• [To do] Copy, from the entries below, each line in which the string "JSON" appears.

• [Material for the task]
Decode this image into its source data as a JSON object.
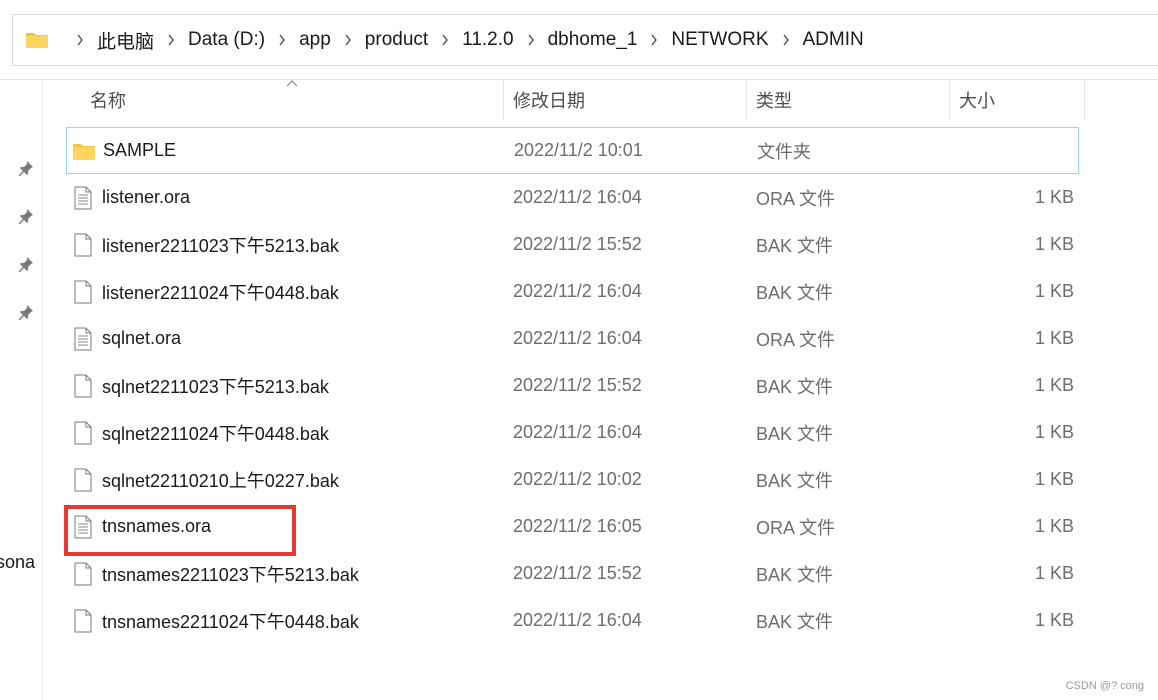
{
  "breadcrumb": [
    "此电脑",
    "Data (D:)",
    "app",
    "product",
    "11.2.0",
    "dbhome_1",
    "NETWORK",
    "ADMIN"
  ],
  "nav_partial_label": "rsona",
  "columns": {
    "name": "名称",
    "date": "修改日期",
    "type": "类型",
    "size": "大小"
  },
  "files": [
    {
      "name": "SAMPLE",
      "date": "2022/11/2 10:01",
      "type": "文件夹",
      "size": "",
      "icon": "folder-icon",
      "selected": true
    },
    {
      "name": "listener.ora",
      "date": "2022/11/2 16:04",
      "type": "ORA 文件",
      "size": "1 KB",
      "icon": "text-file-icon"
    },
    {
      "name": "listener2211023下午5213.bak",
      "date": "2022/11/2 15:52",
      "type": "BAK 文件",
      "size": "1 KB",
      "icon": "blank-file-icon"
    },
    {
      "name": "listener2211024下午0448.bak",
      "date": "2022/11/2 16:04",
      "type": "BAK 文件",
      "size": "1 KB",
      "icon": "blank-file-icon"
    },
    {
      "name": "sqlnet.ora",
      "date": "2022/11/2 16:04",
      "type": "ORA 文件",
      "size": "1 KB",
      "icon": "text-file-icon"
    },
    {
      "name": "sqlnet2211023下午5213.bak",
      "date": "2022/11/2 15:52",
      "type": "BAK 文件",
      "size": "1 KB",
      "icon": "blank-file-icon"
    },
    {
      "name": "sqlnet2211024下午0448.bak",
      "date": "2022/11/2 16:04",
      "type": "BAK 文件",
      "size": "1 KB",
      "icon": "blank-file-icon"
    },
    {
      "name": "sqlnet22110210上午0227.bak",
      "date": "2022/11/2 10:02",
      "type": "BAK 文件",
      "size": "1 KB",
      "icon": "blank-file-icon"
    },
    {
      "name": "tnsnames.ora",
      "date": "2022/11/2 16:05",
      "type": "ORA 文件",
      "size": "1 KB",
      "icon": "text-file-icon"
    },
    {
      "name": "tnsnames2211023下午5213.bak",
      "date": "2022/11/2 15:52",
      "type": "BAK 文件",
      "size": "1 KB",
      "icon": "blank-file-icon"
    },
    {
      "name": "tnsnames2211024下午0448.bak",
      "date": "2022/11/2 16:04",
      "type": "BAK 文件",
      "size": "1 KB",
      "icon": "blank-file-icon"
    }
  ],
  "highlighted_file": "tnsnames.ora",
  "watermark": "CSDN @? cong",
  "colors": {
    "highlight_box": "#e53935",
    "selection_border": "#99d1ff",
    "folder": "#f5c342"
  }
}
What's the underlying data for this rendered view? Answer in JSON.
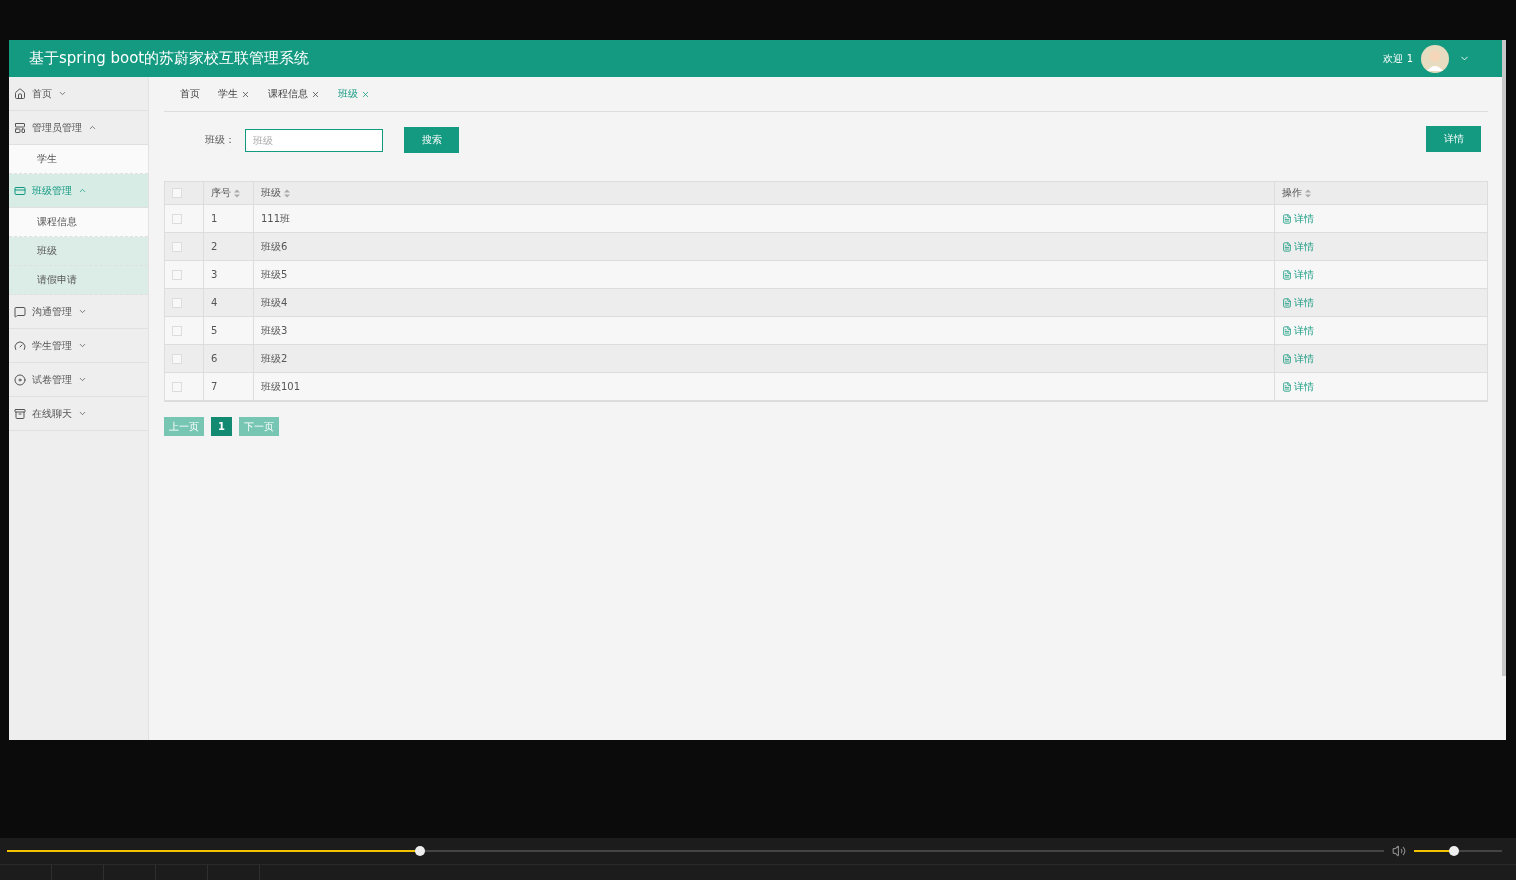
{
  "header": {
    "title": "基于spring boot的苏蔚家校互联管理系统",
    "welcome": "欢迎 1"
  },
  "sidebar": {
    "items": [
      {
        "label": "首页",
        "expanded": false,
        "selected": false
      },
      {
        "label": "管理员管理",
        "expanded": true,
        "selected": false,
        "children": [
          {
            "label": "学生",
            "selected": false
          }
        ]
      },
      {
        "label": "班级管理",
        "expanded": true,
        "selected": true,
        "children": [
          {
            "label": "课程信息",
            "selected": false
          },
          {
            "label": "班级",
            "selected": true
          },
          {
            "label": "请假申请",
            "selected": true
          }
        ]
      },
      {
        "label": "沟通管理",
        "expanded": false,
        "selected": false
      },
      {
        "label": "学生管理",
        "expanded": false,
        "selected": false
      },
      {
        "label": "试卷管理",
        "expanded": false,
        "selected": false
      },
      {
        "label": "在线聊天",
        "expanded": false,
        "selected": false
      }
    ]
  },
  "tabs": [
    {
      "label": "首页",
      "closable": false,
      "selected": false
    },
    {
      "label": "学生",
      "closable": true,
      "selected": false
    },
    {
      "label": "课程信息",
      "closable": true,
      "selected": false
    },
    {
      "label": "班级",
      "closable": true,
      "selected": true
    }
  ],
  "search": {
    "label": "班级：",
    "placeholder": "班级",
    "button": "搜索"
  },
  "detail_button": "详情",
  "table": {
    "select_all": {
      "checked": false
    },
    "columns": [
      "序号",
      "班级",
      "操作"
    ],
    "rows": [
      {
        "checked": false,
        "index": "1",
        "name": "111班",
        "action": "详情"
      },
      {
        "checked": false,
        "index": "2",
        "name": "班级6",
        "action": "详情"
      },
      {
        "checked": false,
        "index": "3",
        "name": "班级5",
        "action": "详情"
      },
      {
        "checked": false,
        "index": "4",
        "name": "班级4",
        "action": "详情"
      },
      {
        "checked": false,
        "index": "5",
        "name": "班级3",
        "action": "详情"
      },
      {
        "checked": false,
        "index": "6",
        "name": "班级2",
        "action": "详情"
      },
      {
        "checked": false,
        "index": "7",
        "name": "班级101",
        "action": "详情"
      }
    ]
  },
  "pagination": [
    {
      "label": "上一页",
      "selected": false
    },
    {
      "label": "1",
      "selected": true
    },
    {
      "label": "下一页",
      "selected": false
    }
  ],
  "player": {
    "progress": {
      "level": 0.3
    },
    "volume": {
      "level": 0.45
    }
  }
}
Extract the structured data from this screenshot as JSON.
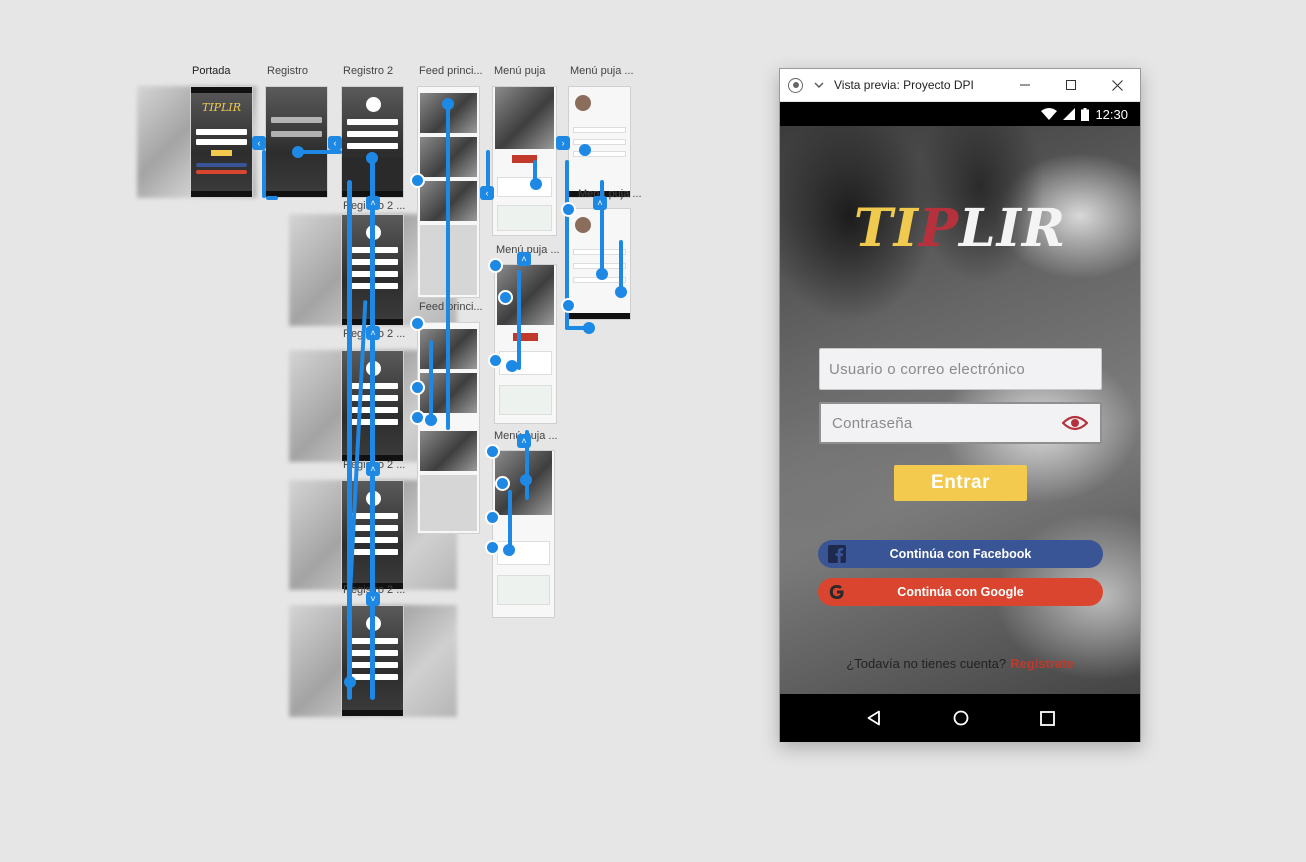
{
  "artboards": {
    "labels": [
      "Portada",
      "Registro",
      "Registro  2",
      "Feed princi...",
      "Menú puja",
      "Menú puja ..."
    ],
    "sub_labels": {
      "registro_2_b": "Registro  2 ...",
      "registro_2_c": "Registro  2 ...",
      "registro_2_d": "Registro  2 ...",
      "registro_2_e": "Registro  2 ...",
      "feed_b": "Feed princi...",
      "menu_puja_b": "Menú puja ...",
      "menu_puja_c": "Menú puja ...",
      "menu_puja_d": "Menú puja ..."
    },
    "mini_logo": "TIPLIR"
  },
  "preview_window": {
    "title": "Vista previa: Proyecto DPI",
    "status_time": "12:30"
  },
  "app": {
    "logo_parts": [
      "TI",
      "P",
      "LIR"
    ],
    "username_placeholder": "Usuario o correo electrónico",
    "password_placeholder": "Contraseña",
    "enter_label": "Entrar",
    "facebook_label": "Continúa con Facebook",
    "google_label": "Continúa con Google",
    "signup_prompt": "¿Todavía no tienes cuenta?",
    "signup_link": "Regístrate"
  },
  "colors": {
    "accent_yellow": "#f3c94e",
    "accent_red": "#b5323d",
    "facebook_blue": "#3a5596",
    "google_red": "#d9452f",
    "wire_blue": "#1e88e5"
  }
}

• [Correct result]
Decode this image into its source data as a JSON object.
What's the underlying data for this rendered view? Answer in JSON.
Extract the structured data from this screenshot as JSON.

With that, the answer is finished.